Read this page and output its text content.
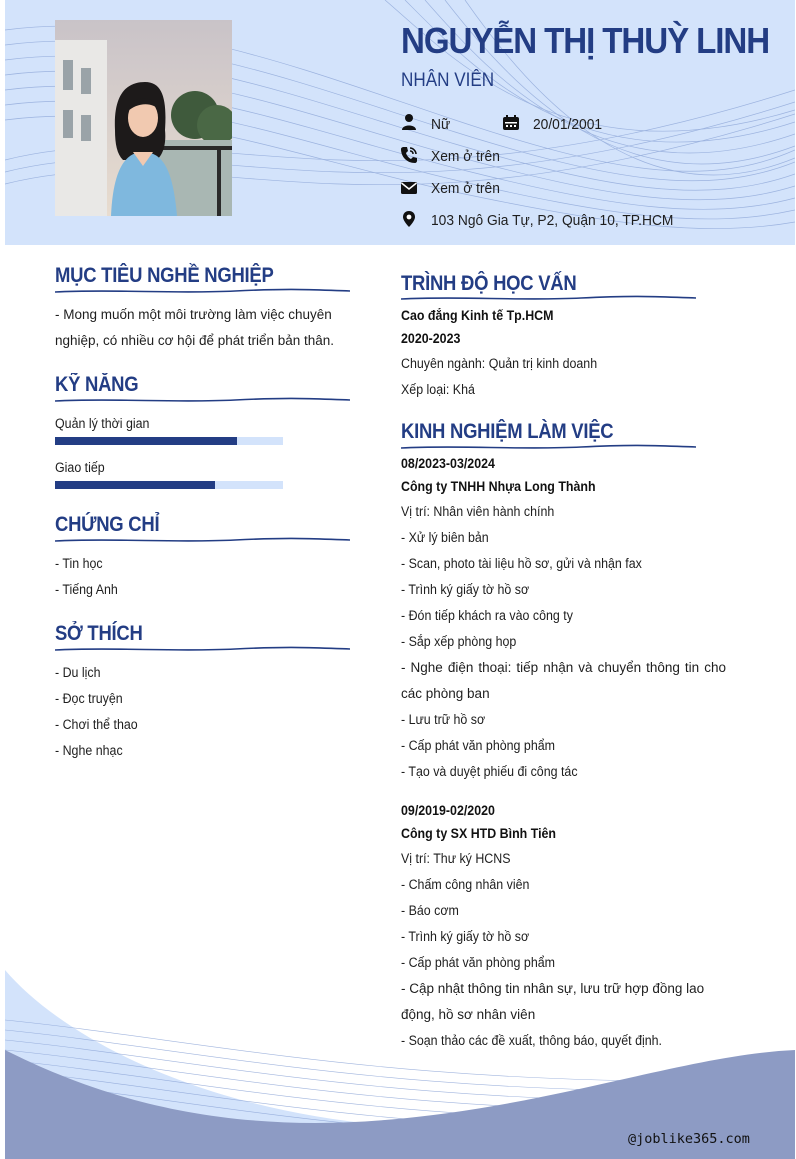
NGUYỄN THỊ THUỲ LINH
NHÂN VIÊN
Nữ	20/01/2001
Xem ở trên
Xem ở trên
103 Ngô Gia Tự, P2, Quận 10, TP.HCM
MỤC TIÊU NGHỀ NGHIỆP
- Mong muốn một môi trường làm việc chuyên nghiệp, có nhiều cơ hội để phát triển bản thân.
KỸ NĂNG
Quản lý thời gian
Giao tiếp
CHỨNG CHỈ
- Tin học
- Tiếng Anh
SỞ THÍCH
- Du lịch
- Đọc truyện
- Chơi thể thao
- Nghe nhạc
TRÌNH ĐỘ HỌC VẤN
Cao đẳng Kinh tế Tp.HCM
2020-2023
Chuyên ngành: Quản trị kinh doanh
Xếp loại: Khá
KINH NGHIỆM LÀM VIỆC
08/2023-03/2024
Công ty TNHH Nhựa Long Thành
Vị trí: Nhân viên hành chính
- Xử lý biên bản
- Scan, photo tài liệu hồ sơ, gửi và nhận fax
- Trình ký giấy tờ hồ sơ
- Đón tiếp khách ra vào công ty
- Sắp xếp phòng họp
- Nghe điện thoại: tiếp nhận và chuyển thông tin cho các phòng ban
- Lưu trữ hồ sơ
- Cấp phát văn phòng phẩm
- Tạo và duyệt phiếu đi công tác
09/2019-02/2020
Công ty SX HTD Bình Tiên
Vị trí: Thư ký HCNS
- Chấm công nhân viên
- Báo cơm
- Trình ký giấy tờ hồ sơ
- Cấp phát văn phòng phẩm
- Cập nhật thông tin nhân sự, lưu trữ hợp đồng lao động, hồ sơ nhân viên
- Soạn thảo các đề xuất, thông báo, quyết định.
@joblike365.com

○ ○ ○ ○

## [Requirement]
Repeat the data in full and exactly. Omit pictures.

## [Answer to this task]
Read this page and output its text content.
NGUYỄN THỊ THUỲ LINH
NHÂN VIÊN
Nữ	20/01/2001
Xem ở trên
Xem ở trên
103 Ngô Gia Tự, P2, Quận 10, TP.HCM
MỤC TIÊU NGHỀ NGHIỆP
- Mong muốn một môi trường làm việc chuyên nghiệp, có nhiều cơ hội để phát triển bản thân.
KỸ NĂNG
Quản lý thời gian
Giao tiếp
CHỨNG CHỈ
- Tin học
- Tiếng Anh
SỞ THÍCH
- Du lịch
- Đọc truyện
- Chơi thể thao
- Nghe nhạc
TRÌNH ĐỘ HỌC VẤN
Cao đẳng Kinh tế Tp.HCM
2020-2023
Chuyên ngành: Quản trị kinh doanh
Xếp loại: Khá
KINH NGHIỆM LÀM VIỆC
08/2023-03/2024
Công ty TNHH Nhựa Long Thành
Vị trí: Nhân viên hành chính
- Xử lý biên bản
- Scan, photo tài liệu hồ sơ, gửi và nhận fax
- Trình ký giấy tờ hồ sơ
- Đón tiếp khách ra vào công ty
- Sắp xếp phòng họp
- Nghe điện thoại: tiếp nhận và chuyển thông tin cho các phòng ban
- Lưu trữ hồ sơ
- Cấp phát văn phòng phẩm
- Tạo và duyệt phiếu đi công tác
09/2019-02/2020
Công ty SX HTD Bình Tiên
Vị trí: Thư ký HCNS
- Chấm công nhân viên
- Báo cơm
- Trình ký giấy tờ hồ sơ
- Cấp phát văn phòng phẩm
- Cập nhật thông tin nhân sự, lưu trữ hợp đồng lao động, hồ sơ nhân viên
- Soạn thảo các đề xuất, thông báo, quyết định.
@joblike365.com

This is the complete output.